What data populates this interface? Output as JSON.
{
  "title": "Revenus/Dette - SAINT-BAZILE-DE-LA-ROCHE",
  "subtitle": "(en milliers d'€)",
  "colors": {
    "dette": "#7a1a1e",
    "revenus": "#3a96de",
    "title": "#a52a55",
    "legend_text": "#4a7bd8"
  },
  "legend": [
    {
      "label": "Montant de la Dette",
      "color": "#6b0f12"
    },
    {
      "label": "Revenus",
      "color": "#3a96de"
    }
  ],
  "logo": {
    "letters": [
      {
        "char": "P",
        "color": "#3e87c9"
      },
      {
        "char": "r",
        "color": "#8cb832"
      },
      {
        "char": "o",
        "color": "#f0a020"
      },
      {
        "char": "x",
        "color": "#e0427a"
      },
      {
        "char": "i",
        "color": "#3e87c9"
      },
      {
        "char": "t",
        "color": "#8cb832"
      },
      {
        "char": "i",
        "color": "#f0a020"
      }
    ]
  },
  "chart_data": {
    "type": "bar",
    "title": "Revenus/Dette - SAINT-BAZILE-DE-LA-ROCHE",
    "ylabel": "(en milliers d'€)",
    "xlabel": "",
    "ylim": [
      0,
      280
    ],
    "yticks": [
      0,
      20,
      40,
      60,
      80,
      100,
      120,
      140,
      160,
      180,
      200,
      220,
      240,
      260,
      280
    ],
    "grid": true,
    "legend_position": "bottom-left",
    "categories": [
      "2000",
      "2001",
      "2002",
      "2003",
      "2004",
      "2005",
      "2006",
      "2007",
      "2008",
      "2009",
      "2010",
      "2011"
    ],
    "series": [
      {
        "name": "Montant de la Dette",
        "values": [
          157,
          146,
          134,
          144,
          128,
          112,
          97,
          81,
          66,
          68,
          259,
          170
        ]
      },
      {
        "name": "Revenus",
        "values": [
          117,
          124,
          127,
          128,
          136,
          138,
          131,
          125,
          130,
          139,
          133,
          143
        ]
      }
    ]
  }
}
☆ ☆ ☆ ☆ ☆
• **TASK BRIEF**
Output all of the data again, exactly.

• **EXERCISE RESULT**
What data populates this interface? Output as JSON.
{
  "title": "Revenus/Dette - SAINT-BAZILE-DE-LA-ROCHE",
  "subtitle": "(en milliers d'€)",
  "colors": {
    "dette": "#7a1a1e",
    "revenus": "#3a96de",
    "title": "#a52a55",
    "legend_text": "#4a7bd8"
  },
  "legend": [
    {
      "label": "Montant de la Dette",
      "color": "#6b0f12"
    },
    {
      "label": "Revenus",
      "color": "#3a96de"
    }
  ],
  "logo": {
    "letters": [
      {
        "char": "P",
        "color": "#3e87c9"
      },
      {
        "char": "r",
        "color": "#8cb832"
      },
      {
        "char": "o",
        "color": "#f0a020"
      },
      {
        "char": "x",
        "color": "#e0427a"
      },
      {
        "char": "i",
        "color": "#3e87c9"
      },
      {
        "char": "t",
        "color": "#8cb832"
      },
      {
        "char": "i",
        "color": "#f0a020"
      }
    ]
  },
  "chart_data": {
    "type": "bar",
    "title": "Revenus/Dette - SAINT-BAZILE-DE-LA-ROCHE",
    "ylabel": "(en milliers d'€)",
    "xlabel": "",
    "ylim": [
      0,
      280
    ],
    "yticks": [
      0,
      20,
      40,
      60,
      80,
      100,
      120,
      140,
      160,
      180,
      200,
      220,
      240,
      260,
      280
    ],
    "grid": true,
    "legend_position": "bottom-left",
    "categories": [
      "2000",
      "2001",
      "2002",
      "2003",
      "2004",
      "2005",
      "2006",
      "2007",
      "2008",
      "2009",
      "2010",
      "2011"
    ],
    "series": [
      {
        "name": "Montant de la Dette",
        "values": [
          157,
          146,
          134,
          144,
          128,
          112,
          97,
          81,
          66,
          68,
          259,
          170
        ]
      },
      {
        "name": "Revenus",
        "values": [
          117,
          124,
          127,
          128,
          136,
          138,
          131,
          125,
          130,
          139,
          133,
          143
        ]
      }
    ]
  }
}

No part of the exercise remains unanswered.